What this task involves
What is the number of lines containing "title"? Give only that number.
+ + + +
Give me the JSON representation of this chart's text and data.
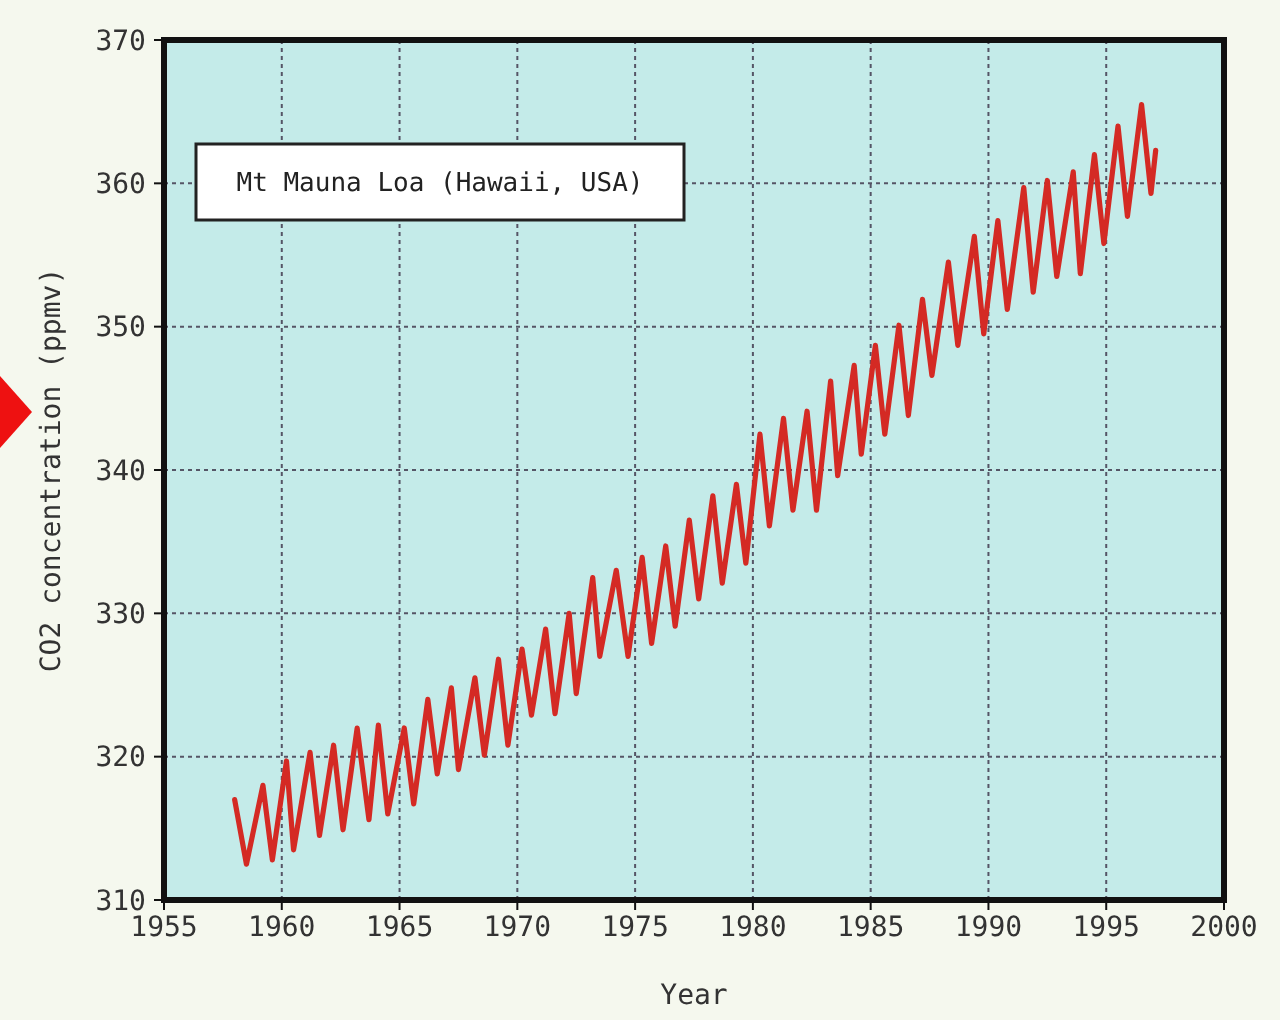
{
  "chart_data": {
    "type": "line",
    "xlabel": "Year",
    "ylabel": "CO2 concentration (ppmv)",
    "annotations": [
      "Mt Mauna Loa (Hawaii, USA)"
    ],
    "xlim": [
      1955,
      2000
    ],
    "xticks": [
      1955,
      1960,
      1965,
      1970,
      1975,
      1980,
      1985,
      1990,
      1995,
      2000
    ],
    "ylim": [
      310,
      370
    ],
    "yticks": [
      310,
      320,
      330,
      340,
      350,
      360,
      370
    ],
    "grid": true,
    "line_style": "solid",
    "marker": "none",
    "series": [
      {
        "color": "#d42a24",
        "x": [
          1958.0,
          1958.5,
          1959.2,
          1959.6,
          1960.2,
          1960.5,
          1961.2,
          1961.6,
          1962.2,
          1962.6,
          1963.2,
          1963.7,
          1964.1,
          1964.5,
          1965.2,
          1965.6,
          1966.2,
          1966.6,
          1967.2,
          1967.5,
          1968.2,
          1968.6,
          1969.2,
          1969.6,
          1970.2,
          1970.6,
          1971.2,
          1971.6,
          1972.2,
          1972.5,
          1973.2,
          1973.5,
          1974.2,
          1974.7,
          1975.3,
          1975.7,
          1976.3,
          1976.7,
          1977.3,
          1977.7,
          1978.3,
          1978.7,
          1979.3,
          1979.7,
          1980.3,
          1980.7,
          1981.3,
          1981.7,
          1982.3,
          1982.7,
          1983.3,
          1983.6,
          1984.3,
          1984.6,
          1985.2,
          1985.6,
          1986.2,
          1986.6,
          1987.2,
          1987.6,
          1988.3,
          1988.7,
          1989.4,
          1989.8,
          1990.4,
          1990.8,
          1991.5,
          1991.9,
          1992.5,
          1992.9,
          1993.6,
          1993.9,
          1994.5,
          1994.9,
          1995.5,
          1995.9,
          1996.5,
          1996.9,
          1997.1
        ],
        "values": [
          317.0,
          312.5,
          318.0,
          312.8,
          319.7,
          313.5,
          320.3,
          314.5,
          320.8,
          314.9,
          322.0,
          315.6,
          322.2,
          316.0,
          322.0,
          316.7,
          324.0,
          318.8,
          324.8,
          319.1,
          325.5,
          320.1,
          326.8,
          320.8,
          327.5,
          322.9,
          328.9,
          323.0,
          330.0,
          324.4,
          332.5,
          327.0,
          333.0,
          327.0,
          333.9,
          327.9,
          334.7,
          329.1,
          336.5,
          331.0,
          338.2,
          332.1,
          339.0,
          333.5,
          342.5,
          336.1,
          343.6,
          337.2,
          344.1,
          337.2,
          346.2,
          339.6,
          347.3,
          341.1,
          348.7,
          342.5,
          350.1,
          343.8,
          351.9,
          346.6,
          354.5,
          348.7,
          356.3,
          349.5,
          357.4,
          351.2,
          359.7,
          352.4,
          360.2,
          353.5,
          360.8,
          353.7,
          362.0,
          355.8,
          364.0,
          357.7,
          365.5,
          359.3,
          362.3
        ]
      }
    ]
  }
}
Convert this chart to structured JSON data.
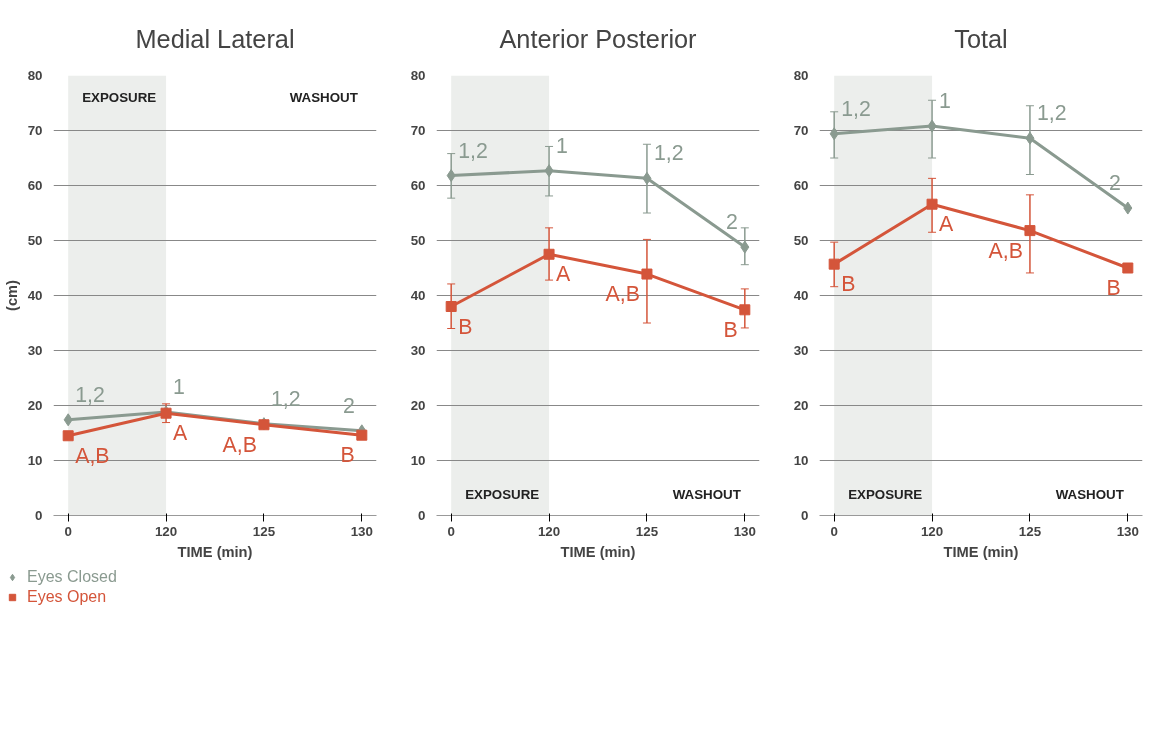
{
  "chart_data": [
    {
      "type": "line",
      "title": "Medial Lateral",
      "xlabel": "TIME (min)",
      "ylabel": "(cm)",
      "categories": [
        "0",
        "120",
        "125",
        "130"
      ],
      "ylim": [
        0,
        80
      ],
      "yticks": [
        0,
        10,
        20,
        30,
        40,
        50,
        60,
        70,
        80
      ],
      "grid": "y",
      "legend": "bottom left",
      "bands": [
        {
          "axis": "x",
          "from": "0",
          "to": "120",
          "color": "#eceeec"
        }
      ],
      "series": [
        {
          "name": "Eyes Closed",
          "color": "#8a9a90",
          "marker": "diamond",
          "values": [
            17.4,
            18.8,
            16.7,
            15.4
          ]
        },
        {
          "name": "Eyes Open",
          "color": "#d4553a",
          "marker": "square",
          "values": [
            14.5,
            18.6,
            16.5,
            14.6
          ],
          "errors": [
            null,
            [
              16.9,
              20.3
            ],
            null,
            null
          ]
        }
      ],
      "annotations": [
        "EXPOSURE",
        "WASHOUT",
        {
          "text": "1,2",
          "x": "0",
          "y": 17.4
        },
        {
          "text": "1",
          "x": "120",
          "y": 18.8
        },
        {
          "text": "1,2",
          "x": "125",
          "y": 16.7
        },
        {
          "text": "2",
          "x": "130",
          "y": 15.4
        },
        {
          "text": "A,B",
          "x": "0",
          "y": 14.5
        },
        {
          "text": "A",
          "x": "120",
          "y": 18.6
        },
        {
          "text": "A,B",
          "x": "125",
          "y": 16.5
        },
        {
          "text": "B",
          "x": "130",
          "y": 14.6
        }
      ]
    },
    {
      "type": "line",
      "title": "Anterior Posterior",
      "xlabel": "TIME (min)",
      "categories": [
        "0",
        "120",
        "125",
        "130"
      ],
      "ylim": [
        0,
        80
      ],
      "yticks": [
        0,
        10,
        20,
        30,
        40,
        50,
        60,
        70,
        80
      ],
      "grid": "y",
      "bands": [
        {
          "axis": "x",
          "from": "0",
          "to": "120",
          "color": "#eceeec"
        }
      ],
      "series": [
        {
          "color": "#8a9a90",
          "marker": "diamond",
          "values": [
            61.8,
            62.7,
            61.3,
            48.8
          ],
          "errors": [
            [
              57.7,
              65.8
            ],
            [
              58.1,
              67.1
            ],
            [
              55.0,
              67.5
            ],
            [
              45.6,
              52.3
            ]
          ]
        },
        {
          "color": "#d4553a",
          "marker": "square",
          "values": [
            38.0,
            47.5,
            43.9,
            37.4
          ],
          "errors": [
            [
              34.0,
              42.1
            ],
            [
              42.8,
              52.3
            ],
            [
              35.0,
              50.2
            ],
            [
              34.1,
              41.2
            ]
          ]
        }
      ],
      "annotations": [
        "EXPOSURE",
        "WASHOUT",
        {
          "text": "1,2",
          "x": "0",
          "y": 61.8
        },
        {
          "text": "1",
          "x": "120",
          "y": 62.7
        },
        {
          "text": "1,2",
          "x": "125",
          "y": 61.3
        },
        {
          "text": "2",
          "x": "130",
          "y": 48.8
        },
        {
          "text": "B",
          "x": "0",
          "y": 38.0
        },
        {
          "text": "A",
          "x": "120",
          "y": 47.5
        },
        {
          "text": "A,B",
          "x": "125",
          "y": 43.9
        },
        {
          "text": "B",
          "x": "130",
          "y": 37.4
        }
      ]
    },
    {
      "type": "line",
      "title": "Total",
      "xlabel": "TIME (min)",
      "categories": [
        "0",
        "120",
        "125",
        "130"
      ],
      "ylim": [
        0,
        80
      ],
      "yticks": [
        0,
        10,
        20,
        30,
        40,
        50,
        60,
        70,
        80
      ],
      "grid": "y",
      "bands": [
        {
          "axis": "x",
          "from": "0",
          "to": "120",
          "color": "#eceeec"
        }
      ],
      "series": [
        {
          "color": "#8a9a90",
          "marker": "diamond",
          "values": [
            69.4,
            70.8,
            68.6,
            55.9
          ],
          "errors": [
            [
              65.0,
              73.4
            ],
            [
              65.0,
              75.5
            ],
            [
              62.0,
              74.5
            ],
            null
          ]
        },
        {
          "color": "#d4553a",
          "marker": "square",
          "values": [
            45.7,
            56.6,
            51.8,
            45.0
          ],
          "errors": [
            [
              41.6,
              49.7
            ],
            [
              51.5,
              61.3
            ],
            [
              44.1,
              58.3
            ],
            null
          ]
        }
      ],
      "annotations": [
        "EXPOSURE",
        "WASHOUT",
        {
          "text": "1,2",
          "x": "0",
          "y": 69.4
        },
        {
          "text": "1",
          "x": "120",
          "y": 70.8
        },
        {
          "text": "1,2",
          "x": "125",
          "y": 68.6
        },
        {
          "text": "2",
          "x": "130",
          "y": 55.9
        },
        {
          "text": "B",
          "x": "0",
          "y": 45.7
        },
        {
          "text": "A",
          "x": "120",
          "y": 56.6
        },
        {
          "text": "A,B",
          "x": "125",
          "y": 51.8
        },
        {
          "text": "B",
          "x": "130",
          "y": 45.0
        }
      ]
    }
  ]
}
+ + + +
Response for this exercise
3